- _What the task asks_
Output the records exactly. Include every line.

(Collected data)
* * * *

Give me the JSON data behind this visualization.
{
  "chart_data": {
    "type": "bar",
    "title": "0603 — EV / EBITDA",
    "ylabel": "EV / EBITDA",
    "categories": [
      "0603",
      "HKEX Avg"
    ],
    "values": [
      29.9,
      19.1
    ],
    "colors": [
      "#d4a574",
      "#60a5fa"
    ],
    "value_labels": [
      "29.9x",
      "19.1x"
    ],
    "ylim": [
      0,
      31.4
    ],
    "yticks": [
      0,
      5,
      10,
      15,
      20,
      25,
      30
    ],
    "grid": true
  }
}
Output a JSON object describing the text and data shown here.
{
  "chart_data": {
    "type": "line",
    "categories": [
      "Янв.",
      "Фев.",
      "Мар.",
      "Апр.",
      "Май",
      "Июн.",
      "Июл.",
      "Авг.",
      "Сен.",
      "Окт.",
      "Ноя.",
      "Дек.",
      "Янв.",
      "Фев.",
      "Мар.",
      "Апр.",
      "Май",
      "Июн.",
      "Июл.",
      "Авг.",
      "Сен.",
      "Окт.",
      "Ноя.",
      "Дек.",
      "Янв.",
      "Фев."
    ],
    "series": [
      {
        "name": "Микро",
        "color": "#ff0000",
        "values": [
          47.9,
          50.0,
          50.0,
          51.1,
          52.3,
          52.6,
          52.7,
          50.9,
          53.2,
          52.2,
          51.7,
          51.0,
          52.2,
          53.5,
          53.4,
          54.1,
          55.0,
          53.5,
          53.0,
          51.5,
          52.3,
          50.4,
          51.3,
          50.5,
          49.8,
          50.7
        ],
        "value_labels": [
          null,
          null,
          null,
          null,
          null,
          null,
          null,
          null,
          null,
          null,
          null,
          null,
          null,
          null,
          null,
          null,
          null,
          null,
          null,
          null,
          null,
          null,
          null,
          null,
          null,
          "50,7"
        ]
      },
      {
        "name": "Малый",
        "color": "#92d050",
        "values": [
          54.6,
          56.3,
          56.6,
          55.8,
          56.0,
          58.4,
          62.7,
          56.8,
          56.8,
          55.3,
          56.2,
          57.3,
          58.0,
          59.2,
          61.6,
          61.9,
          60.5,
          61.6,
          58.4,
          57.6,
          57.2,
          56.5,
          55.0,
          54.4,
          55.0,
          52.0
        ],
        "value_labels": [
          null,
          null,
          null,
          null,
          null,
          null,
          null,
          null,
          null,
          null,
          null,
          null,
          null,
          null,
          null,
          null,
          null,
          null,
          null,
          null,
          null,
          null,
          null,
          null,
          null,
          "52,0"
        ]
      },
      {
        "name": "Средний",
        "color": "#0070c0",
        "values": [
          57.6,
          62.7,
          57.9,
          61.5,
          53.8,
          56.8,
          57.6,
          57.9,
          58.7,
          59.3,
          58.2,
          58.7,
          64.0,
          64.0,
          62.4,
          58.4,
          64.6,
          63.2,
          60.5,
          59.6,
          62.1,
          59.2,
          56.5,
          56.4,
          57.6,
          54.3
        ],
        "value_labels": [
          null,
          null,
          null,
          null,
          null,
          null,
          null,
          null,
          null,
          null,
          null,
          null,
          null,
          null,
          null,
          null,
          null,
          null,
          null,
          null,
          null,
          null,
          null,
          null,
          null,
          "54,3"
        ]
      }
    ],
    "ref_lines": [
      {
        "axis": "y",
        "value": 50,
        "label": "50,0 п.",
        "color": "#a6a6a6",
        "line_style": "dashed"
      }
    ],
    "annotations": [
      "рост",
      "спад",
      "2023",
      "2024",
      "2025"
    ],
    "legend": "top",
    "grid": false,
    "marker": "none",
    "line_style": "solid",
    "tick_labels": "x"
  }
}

* * * *

- _Worked answer_
Give me the JSON data behind this visualization.
{
  "chart_data": {
    "type": "bar",
    "title": "0603 — EV / EBITDA",
    "ylabel": "EV / EBITDA",
    "categories": [
      "0603",
      "HKEX Avg"
    ],
    "values": [
      29.9,
      19.1
    ],
    "colors": [
      "#d4a574",
      "#60a5fa"
    ],
    "value_labels": [
      "29.9x",
      "19.1x"
    ],
    "ylim": [
      0,
      31.4
    ],
    "yticks": [
      0,
      5,
      10,
      15,
      20,
      25,
      30
    ],
    "grid": true
  }
}
Output a JSON object describing the text and data shown here.
{
  "chart_data": {
    "type": "line",
    "categories": [
      "Янв.",
      "Фев.",
      "Мар.",
      "Апр.",
      "Май",
      "Июн.",
      "Июл.",
      "Авг.",
      "Сен.",
      "Окт.",
      "Ноя.",
      "Дек.",
      "Янв.",
      "Фев.",
      "Мар.",
      "Апр.",
      "Май",
      "Июн.",
      "Июл.",
      "Авг.",
      "Сен.",
      "Окт.",
      "Ноя.",
      "Дек.",
      "Янв.",
      "Фев."
    ],
    "series": [
      {
        "name": "Микро",
        "color": "#ff0000",
        "values": [
          47.9,
          50.0,
          50.0,
          51.1,
          52.3,
          52.6,
          52.7,
          50.9,
          53.2,
          52.2,
          51.7,
          51.0,
          52.2,
          53.5,
          53.4,
          54.1,
          55.0,
          53.5,
          53.0,
          51.5,
          52.3,
          50.4,
          51.3,
          50.5,
          49.8,
          50.7
        ],
        "value_labels": [
          null,
          null,
          null,
          null,
          null,
          null,
          null,
          null,
          null,
          null,
          null,
          null,
          null,
          null,
          null,
          null,
          null,
          null,
          null,
          null,
          null,
          null,
          null,
          null,
          null,
          "50,7"
        ]
      },
      {
        "name": "Малый",
        "color": "#92d050",
        "values": [
          54.6,
          56.3,
          56.6,
          55.8,
          56.0,
          58.4,
          62.7,
          56.8,
          56.8,
          55.3,
          56.2,
          57.3,
          58.0,
          59.2,
          61.6,
          61.9,
          60.5,
          61.6,
          58.4,
          57.6,
          57.2,
          56.5,
          55.0,
          54.4,
          55.0,
          52.0
        ],
        "value_labels": [
          null,
          null,
          null,
          null,
          null,
          null,
          null,
          null,
          null,
          null,
          null,
          null,
          null,
          null,
          null,
          null,
          null,
          null,
          null,
          null,
          null,
          null,
          null,
          null,
          null,
          "52,0"
        ]
      },
      {
        "name": "Средний",
        "color": "#0070c0",
        "values": [
          57.6,
          62.7,
          57.9,
          61.5,
          53.8,
          56.8,
          57.6,
          57.9,
          58.7,
          59.3,
          58.2,
          58.7,
          64.0,
          64.0,
          62.4,
          58.4,
          64.6,
          63.2,
          60.5,
          59.6,
          62.1,
          59.2,
          56.5,
          56.4,
          57.6,
          54.3
        ],
        "value_labels": [
          null,
          null,
          null,
          null,
          null,
          null,
          null,
          null,
          null,
          null,
          null,
          null,
          null,
          null,
          null,
          null,
          null,
          null,
          null,
          null,
          null,
          null,
          null,
          null,
          null,
          "54,3"
        ]
      }
    ],
    "ref_lines": [
      {
        "axis": "y",
        "value": 50,
        "label": "50,0 п.",
        "color": "#a6a6a6",
        "line_style": "dashed"
      }
    ],
    "annotations": [
      "рост",
      "спад",
      "2023",
      "2024",
      "2025"
    ],
    "legend": "top",
    "grid": false,
    "marker": "none",
    "line_style": "solid",
    "tick_labels": "x"
  }
}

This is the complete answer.